[Stored entries]

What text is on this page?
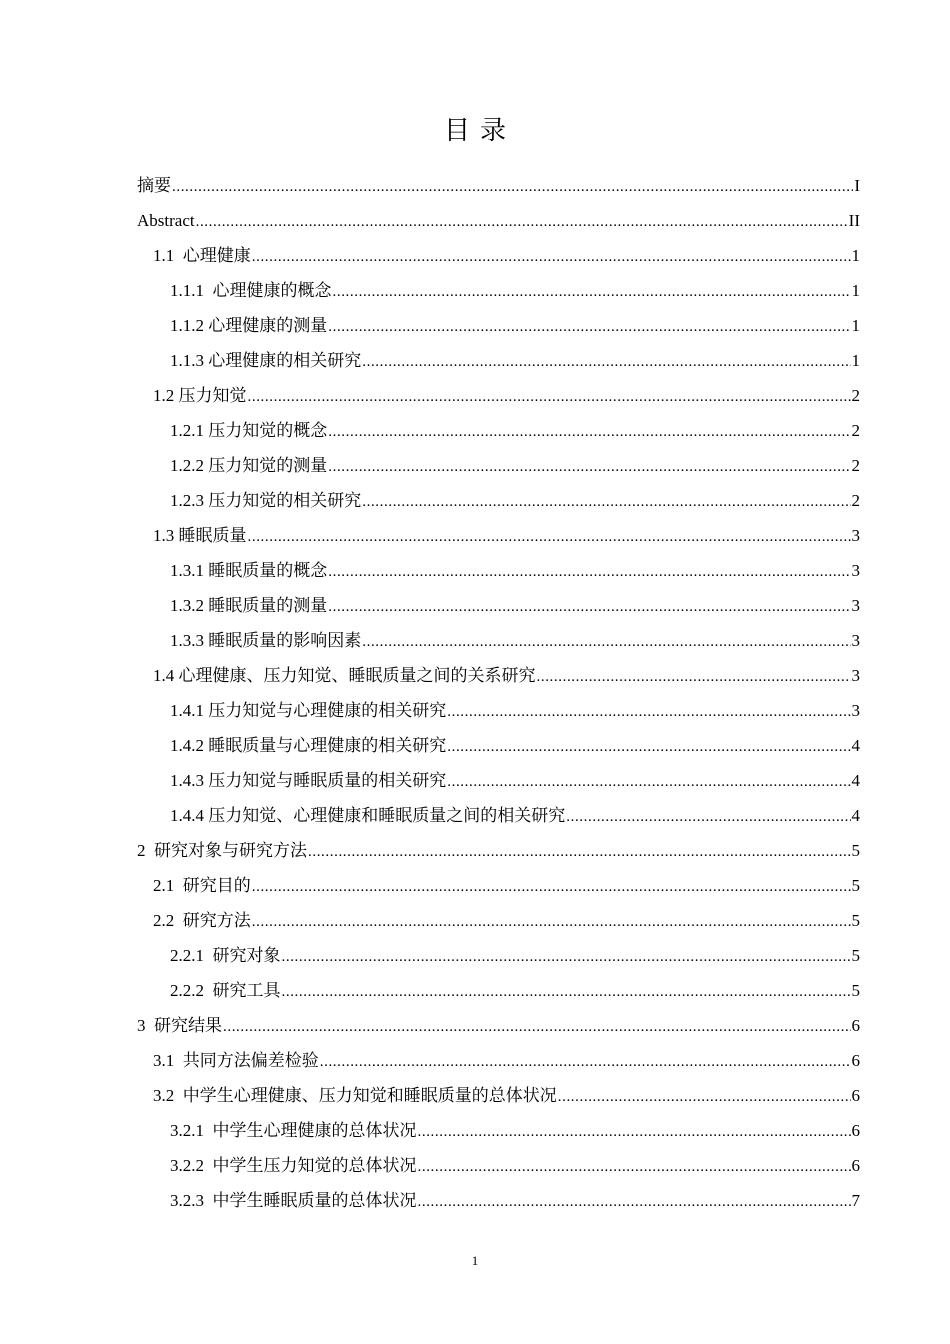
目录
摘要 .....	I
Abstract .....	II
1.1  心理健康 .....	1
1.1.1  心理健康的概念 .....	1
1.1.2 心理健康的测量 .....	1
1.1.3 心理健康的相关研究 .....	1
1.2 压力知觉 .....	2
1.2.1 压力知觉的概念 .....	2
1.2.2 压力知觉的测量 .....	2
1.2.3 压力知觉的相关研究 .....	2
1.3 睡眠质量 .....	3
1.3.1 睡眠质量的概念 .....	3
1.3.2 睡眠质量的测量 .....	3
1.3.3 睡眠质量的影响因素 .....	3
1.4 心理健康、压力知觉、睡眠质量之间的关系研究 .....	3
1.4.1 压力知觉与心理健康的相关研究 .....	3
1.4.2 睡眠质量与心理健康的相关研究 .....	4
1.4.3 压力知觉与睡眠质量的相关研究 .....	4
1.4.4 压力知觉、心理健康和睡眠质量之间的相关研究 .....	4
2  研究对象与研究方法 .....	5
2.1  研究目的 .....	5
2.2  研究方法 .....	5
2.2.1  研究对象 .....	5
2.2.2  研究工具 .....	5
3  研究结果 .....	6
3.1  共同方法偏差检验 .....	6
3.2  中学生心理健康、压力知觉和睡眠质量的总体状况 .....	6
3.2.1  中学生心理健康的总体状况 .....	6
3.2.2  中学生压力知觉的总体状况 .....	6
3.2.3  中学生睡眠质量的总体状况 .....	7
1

TASK DETAILS: Quote each record exactly as it stands, minus the pictures.

FULL ANSWER:
What text is on this page?
目录
摘要 .....	I
Abstract .....	II
1.1  心理健康 .....	1
1.1.1  心理健康的概念 .....	1
1.1.2 心理健康的测量 .....	1
1.1.3 心理健康的相关研究 .....	1
1.2 压力知觉 .....	2
1.2.1 压力知觉的概念 .....	2
1.2.2 压力知觉的测量 .....	2
1.2.3 压力知觉的相关研究 .....	2
1.3 睡眠质量 .....	3
1.3.1 睡眠质量的概念 .....	3
1.3.2 睡眠质量的测量 .....	3
1.3.3 睡眠质量的影响因素 .....	3
1.4 心理健康、压力知觉、睡眠质量之间的关系研究 .....	3
1.4.1 压力知觉与心理健康的相关研究 .....	3
1.4.2 睡眠质量与心理健康的相关研究 .....	4
1.4.3 压力知觉与睡眠质量的相关研究 .....	4
1.4.4 压力知觉、心理健康和睡眠质量之间的相关研究 .....	4
2  研究对象与研究方法 .....	5
2.1  研究目的 .....	5
2.2  研究方法 .....	5
2.2.1  研究对象 .....	5
2.2.2  研究工具 .....	5
3  研究结果 .....	6
3.1  共同方法偏差检验 .....	6
3.2  中学生心理健康、压力知觉和睡眠质量的总体状况 .....	6
3.2.1  中学生心理健康的总体状况 .....	6
3.2.2  中学生压力知觉的总体状况 .....	6
3.2.3  中学生睡眠质量的总体状况 .....	7
1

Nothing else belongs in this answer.